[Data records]
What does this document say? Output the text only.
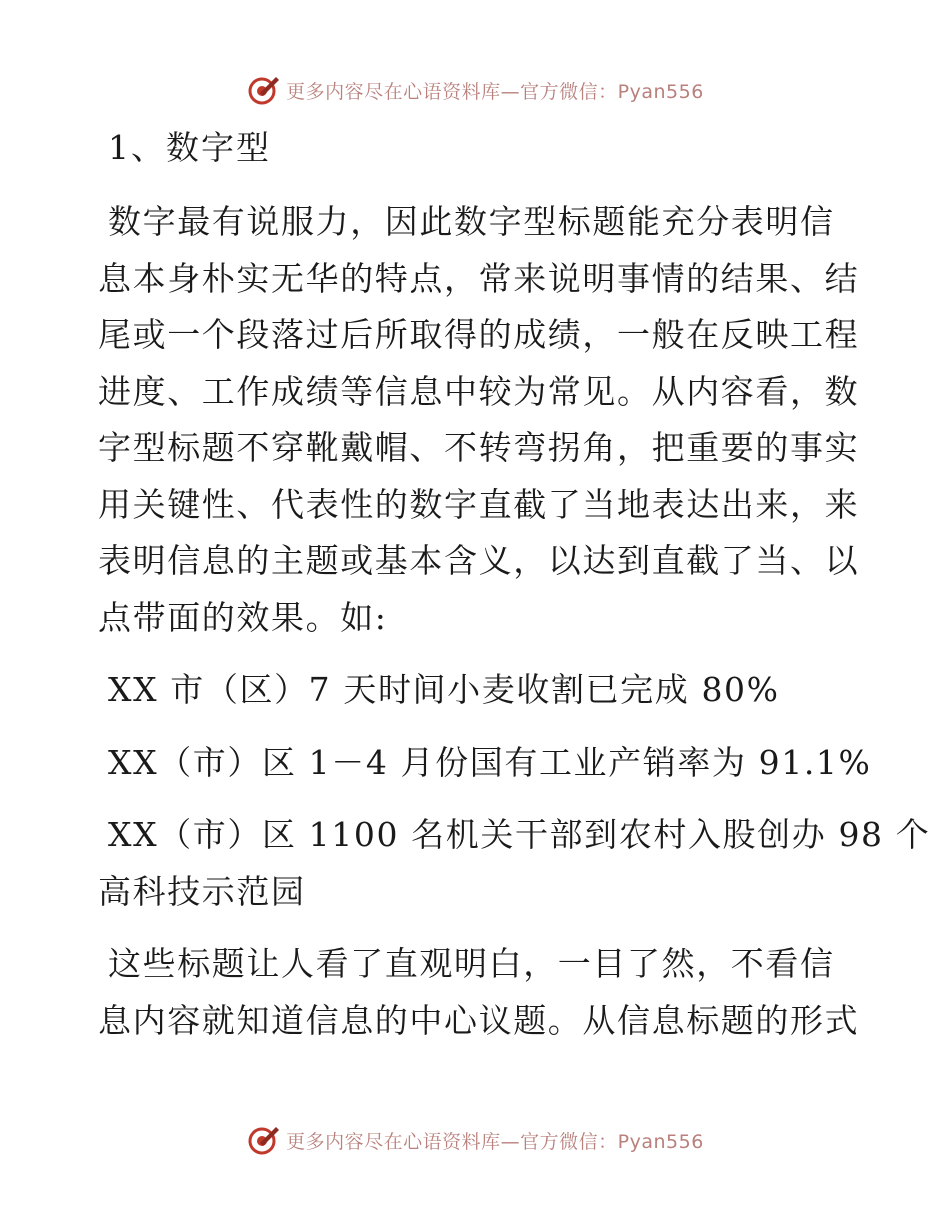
更多内容尽在心语资料库—官方微信：Pyan556
1、数字型
数字最有说服力，因此数字型标题能充分表明信
息本身朴实无华的特点，常来说明事情的结果、结
尾或一个段落过后所取得的成绩，一般在反映工程
进度、工作成绩等信息中较为常见。从内容看，数
字型标题不穿靴戴帽、不转弯拐角，把重要的事实
用关键性、代表性的数字直截了当地表达出来，来
表明信息的主题或基本含义，以达到直截了当、以
点带面的效果。如:
XX 市（区）7 天时间小麦收割已完成 80%
XX（市）区 1－4 月份国有工业产销率为 91.1%
XX（市）区 1100 名机关干部到农村入股创办 98 个
高科技示范园
这些标题让人看了直观明白，一目了然，不看信
息内容就知道信息的中心议题。从信息标题的形式
更多内容尽在心语资料库—官方微信：Pyan556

▶ Brief
Images in the data above are to be skipped. Retype all other material exactly.

▶ Solution to the problem
What does this document say? Output the text only.
更多内容尽在心语资料库—官方微信：Pyan556
1、数字型
数字最有说服力，因此数字型标题能充分表明信
息本身朴实无华的特点，常来说明事情的结果、结
尾或一个段落过后所取得的成绩，一般在反映工程
进度、工作成绩等信息中较为常见。从内容看，数
字型标题不穿靴戴帽、不转弯拐角，把重要的事实
用关键性、代表性的数字直截了当地表达出来，来
表明信息的主题或基本含义，以达到直截了当、以
点带面的效果。如:
XX 市（区）7 天时间小麦收割已完成 80%
XX（市）区 1－4 月份国有工业产销率为 91.1%
XX（市）区 1100 名机关干部到农村入股创办 98 个
高科技示范园
这些标题让人看了直观明白，一目了然，不看信
息内容就知道信息的中心议题。从信息标题的形式
更多内容尽在心语资料库—官方微信：Pyan556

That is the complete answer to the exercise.